**The problem**
The data must be returned in full and exactly as given.

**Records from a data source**
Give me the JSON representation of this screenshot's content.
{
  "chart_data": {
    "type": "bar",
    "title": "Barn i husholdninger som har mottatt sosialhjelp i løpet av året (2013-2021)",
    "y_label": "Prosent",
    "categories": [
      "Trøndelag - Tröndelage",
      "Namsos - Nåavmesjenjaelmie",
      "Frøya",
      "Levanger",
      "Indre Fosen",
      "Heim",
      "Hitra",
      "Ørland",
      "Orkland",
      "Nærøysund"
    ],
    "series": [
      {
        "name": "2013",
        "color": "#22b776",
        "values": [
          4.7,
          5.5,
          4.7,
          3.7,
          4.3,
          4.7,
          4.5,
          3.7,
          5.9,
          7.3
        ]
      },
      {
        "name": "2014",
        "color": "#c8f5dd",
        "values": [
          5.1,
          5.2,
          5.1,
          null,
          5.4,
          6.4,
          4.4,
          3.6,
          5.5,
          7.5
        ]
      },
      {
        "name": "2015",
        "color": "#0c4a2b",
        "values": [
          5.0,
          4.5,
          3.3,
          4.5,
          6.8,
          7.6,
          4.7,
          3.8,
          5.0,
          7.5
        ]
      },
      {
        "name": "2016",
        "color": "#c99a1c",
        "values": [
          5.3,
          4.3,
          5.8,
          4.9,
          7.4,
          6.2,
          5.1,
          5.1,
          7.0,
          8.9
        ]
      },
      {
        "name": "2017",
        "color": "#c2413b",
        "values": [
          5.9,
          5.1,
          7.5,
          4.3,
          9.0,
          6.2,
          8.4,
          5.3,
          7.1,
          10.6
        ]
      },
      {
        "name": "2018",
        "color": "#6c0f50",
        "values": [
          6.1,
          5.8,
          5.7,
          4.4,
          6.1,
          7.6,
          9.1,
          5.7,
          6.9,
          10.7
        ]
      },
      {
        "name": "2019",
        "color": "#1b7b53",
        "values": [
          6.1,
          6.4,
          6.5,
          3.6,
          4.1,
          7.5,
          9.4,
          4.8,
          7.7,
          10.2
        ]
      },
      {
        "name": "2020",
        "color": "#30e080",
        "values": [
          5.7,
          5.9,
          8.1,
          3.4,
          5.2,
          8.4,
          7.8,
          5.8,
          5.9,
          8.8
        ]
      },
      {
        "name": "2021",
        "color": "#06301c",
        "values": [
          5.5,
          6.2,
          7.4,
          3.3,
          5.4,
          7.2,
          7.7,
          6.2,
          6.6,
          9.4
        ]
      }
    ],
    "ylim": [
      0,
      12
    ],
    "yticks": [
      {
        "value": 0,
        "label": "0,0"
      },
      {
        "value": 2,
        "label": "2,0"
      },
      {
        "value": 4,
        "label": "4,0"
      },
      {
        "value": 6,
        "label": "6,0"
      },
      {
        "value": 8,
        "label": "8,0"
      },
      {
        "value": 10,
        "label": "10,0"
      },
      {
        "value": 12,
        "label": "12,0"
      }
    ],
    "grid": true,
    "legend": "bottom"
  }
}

**Result for this task**
Give me the JSON representation of this screenshot's content.
{
  "chart_data": {
    "type": "bar",
    "title": "Barn i husholdninger som har mottatt sosialhjelp i løpet av året (2013-2021)",
    "y_label": "Prosent",
    "categories": [
      "Trøndelag - Tröndelage",
      "Namsos - Nåavmesjenjaelmie",
      "Frøya",
      "Levanger",
      "Indre Fosen",
      "Heim",
      "Hitra",
      "Ørland",
      "Orkland",
      "Nærøysund"
    ],
    "series": [
      {
        "name": "2013",
        "color": "#22b776",
        "values": [
          4.7,
          5.5,
          4.7,
          3.7,
          4.3,
          4.7,
          4.5,
          3.7,
          5.9,
          7.3
        ]
      },
      {
        "name": "2014",
        "color": "#c8f5dd",
        "values": [
          5.1,
          5.2,
          5.1,
          null,
          5.4,
          6.4,
          4.4,
          3.6,
          5.5,
          7.5
        ]
      },
      {
        "name": "2015",
        "color": "#0c4a2b",
        "values": [
          5.0,
          4.5,
          3.3,
          4.5,
          6.8,
          7.6,
          4.7,
          3.8,
          5.0,
          7.5
        ]
      },
      {
        "name": "2016",
        "color": "#c99a1c",
        "values": [
          5.3,
          4.3,
          5.8,
          4.9,
          7.4,
          6.2,
          5.1,
          5.1,
          7.0,
          8.9
        ]
      },
      {
        "name": "2017",
        "color": "#c2413b",
        "values": [
          5.9,
          5.1,
          7.5,
          4.3,
          9.0,
          6.2,
          8.4,
          5.3,
          7.1,
          10.6
        ]
      },
      {
        "name": "2018",
        "color": "#6c0f50",
        "values": [
          6.1,
          5.8,
          5.7,
          4.4,
          6.1,
          7.6,
          9.1,
          5.7,
          6.9,
          10.7
        ]
      },
      {
        "name": "2019",
        "color": "#1b7b53",
        "values": [
          6.1,
          6.4,
          6.5,
          3.6,
          4.1,
          7.5,
          9.4,
          4.8,
          7.7,
          10.2
        ]
      },
      {
        "name": "2020",
        "color": "#30e080",
        "values": [
          5.7,
          5.9,
          8.1,
          3.4,
          5.2,
          8.4,
          7.8,
          5.8,
          5.9,
          8.8
        ]
      },
      {
        "name": "2021",
        "color": "#06301c",
        "values": [
          5.5,
          6.2,
          7.4,
          3.3,
          5.4,
          7.2,
          7.7,
          6.2,
          6.6,
          9.4
        ]
      }
    ],
    "ylim": [
      0,
      12
    ],
    "yticks": [
      {
        "value": 0,
        "label": "0,0"
      },
      {
        "value": 2,
        "label": "2,0"
      },
      {
        "value": 4,
        "label": "4,0"
      },
      {
        "value": 6,
        "label": "6,0"
      },
      {
        "value": 8,
        "label": "8,0"
      },
      {
        "value": 10,
        "label": "10,0"
      },
      {
        "value": 12,
        "label": "12,0"
      }
    ],
    "grid": true,
    "legend": "bottom"
  }
}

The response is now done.